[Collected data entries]
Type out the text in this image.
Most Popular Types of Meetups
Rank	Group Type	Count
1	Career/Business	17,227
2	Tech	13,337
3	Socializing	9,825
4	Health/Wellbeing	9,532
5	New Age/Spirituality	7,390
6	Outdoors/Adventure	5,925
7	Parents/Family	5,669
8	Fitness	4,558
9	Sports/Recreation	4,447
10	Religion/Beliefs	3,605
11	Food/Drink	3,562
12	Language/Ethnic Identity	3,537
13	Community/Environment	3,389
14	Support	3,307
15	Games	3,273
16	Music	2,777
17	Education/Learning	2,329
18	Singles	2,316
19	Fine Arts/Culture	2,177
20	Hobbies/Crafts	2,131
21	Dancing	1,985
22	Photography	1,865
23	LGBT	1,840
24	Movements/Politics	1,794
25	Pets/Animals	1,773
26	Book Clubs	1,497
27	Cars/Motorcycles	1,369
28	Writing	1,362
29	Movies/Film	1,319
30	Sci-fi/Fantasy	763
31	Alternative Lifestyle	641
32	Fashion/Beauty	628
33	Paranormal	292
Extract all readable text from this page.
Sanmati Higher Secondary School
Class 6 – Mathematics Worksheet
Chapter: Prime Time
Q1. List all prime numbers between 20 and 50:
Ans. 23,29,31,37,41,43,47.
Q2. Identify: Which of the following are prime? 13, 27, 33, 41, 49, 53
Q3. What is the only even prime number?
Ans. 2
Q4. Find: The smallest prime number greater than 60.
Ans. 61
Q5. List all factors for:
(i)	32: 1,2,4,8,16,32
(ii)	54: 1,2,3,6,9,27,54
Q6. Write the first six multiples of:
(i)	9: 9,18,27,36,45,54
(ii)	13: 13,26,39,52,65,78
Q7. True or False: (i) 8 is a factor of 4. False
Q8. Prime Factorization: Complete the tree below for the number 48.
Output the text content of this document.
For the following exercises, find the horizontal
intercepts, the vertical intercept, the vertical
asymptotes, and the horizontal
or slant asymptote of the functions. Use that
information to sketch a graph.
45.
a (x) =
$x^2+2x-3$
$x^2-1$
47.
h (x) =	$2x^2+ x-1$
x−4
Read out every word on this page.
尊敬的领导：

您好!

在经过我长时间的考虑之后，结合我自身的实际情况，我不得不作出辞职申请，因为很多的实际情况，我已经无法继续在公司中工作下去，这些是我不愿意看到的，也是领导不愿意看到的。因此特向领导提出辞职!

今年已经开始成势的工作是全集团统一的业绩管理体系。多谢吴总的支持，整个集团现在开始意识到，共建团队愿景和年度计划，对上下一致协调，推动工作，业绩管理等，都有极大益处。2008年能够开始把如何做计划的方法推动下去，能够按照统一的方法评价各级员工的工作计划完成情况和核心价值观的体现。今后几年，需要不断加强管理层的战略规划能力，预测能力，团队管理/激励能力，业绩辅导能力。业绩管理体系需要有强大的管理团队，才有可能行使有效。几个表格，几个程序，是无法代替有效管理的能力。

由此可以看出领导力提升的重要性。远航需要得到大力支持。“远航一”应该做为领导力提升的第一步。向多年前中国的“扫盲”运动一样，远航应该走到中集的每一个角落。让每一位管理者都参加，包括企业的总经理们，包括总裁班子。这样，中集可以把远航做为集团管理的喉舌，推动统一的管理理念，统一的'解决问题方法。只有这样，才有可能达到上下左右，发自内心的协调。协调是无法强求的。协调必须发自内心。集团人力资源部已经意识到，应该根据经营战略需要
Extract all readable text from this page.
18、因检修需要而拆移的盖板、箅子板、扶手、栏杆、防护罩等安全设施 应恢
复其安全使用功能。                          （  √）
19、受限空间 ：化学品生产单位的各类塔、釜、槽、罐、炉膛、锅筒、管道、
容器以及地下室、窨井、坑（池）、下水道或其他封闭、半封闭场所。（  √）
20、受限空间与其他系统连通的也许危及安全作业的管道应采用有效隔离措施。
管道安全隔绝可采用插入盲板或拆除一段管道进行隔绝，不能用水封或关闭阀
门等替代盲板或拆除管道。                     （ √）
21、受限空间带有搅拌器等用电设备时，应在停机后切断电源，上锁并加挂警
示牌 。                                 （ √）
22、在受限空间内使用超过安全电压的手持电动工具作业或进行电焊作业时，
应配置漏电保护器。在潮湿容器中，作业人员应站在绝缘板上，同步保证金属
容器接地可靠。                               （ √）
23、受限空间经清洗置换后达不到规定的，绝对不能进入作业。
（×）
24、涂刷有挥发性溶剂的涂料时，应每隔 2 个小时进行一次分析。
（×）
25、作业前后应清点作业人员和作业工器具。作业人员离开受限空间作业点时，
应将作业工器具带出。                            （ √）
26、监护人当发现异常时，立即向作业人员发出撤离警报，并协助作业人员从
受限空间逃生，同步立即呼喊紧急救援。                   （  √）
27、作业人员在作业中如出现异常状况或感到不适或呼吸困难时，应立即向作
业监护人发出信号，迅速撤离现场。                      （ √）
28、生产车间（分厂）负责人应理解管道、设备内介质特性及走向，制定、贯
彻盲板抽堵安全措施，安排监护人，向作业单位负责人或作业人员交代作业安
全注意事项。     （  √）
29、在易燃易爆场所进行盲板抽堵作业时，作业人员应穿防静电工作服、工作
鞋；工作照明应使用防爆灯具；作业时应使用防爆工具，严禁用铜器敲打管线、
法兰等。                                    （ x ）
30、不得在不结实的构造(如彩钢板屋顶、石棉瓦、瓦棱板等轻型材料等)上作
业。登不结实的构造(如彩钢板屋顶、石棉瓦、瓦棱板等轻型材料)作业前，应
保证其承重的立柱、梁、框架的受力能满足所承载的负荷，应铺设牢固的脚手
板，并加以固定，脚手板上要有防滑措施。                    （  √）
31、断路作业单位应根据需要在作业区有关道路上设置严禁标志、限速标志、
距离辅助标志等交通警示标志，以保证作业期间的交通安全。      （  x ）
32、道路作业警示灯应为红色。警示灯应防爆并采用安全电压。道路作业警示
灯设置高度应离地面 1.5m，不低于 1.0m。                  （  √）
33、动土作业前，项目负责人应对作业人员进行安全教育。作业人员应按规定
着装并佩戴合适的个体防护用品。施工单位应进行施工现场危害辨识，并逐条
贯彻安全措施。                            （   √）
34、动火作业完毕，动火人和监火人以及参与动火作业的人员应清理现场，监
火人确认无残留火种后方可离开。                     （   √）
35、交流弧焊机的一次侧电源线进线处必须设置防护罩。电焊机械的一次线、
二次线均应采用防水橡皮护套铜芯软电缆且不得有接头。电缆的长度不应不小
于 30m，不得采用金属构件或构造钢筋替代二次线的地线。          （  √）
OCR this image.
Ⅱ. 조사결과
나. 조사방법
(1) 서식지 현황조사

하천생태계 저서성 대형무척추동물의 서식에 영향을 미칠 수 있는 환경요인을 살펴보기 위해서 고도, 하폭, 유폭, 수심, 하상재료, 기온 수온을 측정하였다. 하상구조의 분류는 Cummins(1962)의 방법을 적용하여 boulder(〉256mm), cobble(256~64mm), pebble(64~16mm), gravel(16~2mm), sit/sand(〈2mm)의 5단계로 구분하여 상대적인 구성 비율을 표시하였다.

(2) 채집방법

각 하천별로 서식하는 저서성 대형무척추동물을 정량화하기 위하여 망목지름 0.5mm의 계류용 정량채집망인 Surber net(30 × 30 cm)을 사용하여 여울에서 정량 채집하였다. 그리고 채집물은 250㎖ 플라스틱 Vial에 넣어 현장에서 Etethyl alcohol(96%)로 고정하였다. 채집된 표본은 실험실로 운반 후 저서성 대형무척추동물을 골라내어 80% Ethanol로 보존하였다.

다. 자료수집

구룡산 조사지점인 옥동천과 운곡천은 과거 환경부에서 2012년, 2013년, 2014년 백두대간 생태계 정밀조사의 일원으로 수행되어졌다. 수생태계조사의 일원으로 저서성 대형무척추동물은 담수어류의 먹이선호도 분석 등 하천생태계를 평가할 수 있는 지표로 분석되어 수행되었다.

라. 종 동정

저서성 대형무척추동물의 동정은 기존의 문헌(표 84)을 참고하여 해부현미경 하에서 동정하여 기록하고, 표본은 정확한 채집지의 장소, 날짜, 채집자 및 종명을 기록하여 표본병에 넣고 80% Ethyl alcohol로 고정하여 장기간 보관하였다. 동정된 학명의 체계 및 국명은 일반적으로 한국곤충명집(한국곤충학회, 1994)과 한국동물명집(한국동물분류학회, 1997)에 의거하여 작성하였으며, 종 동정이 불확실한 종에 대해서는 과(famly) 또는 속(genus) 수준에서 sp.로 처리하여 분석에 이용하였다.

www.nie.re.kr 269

**TASK TO CARRY OUT:** Where a line holds "List", copy that line.

**SOLUTION BELOW:**
Q1. List all prime numbers between 20 and 50:
Q5. List all factors for:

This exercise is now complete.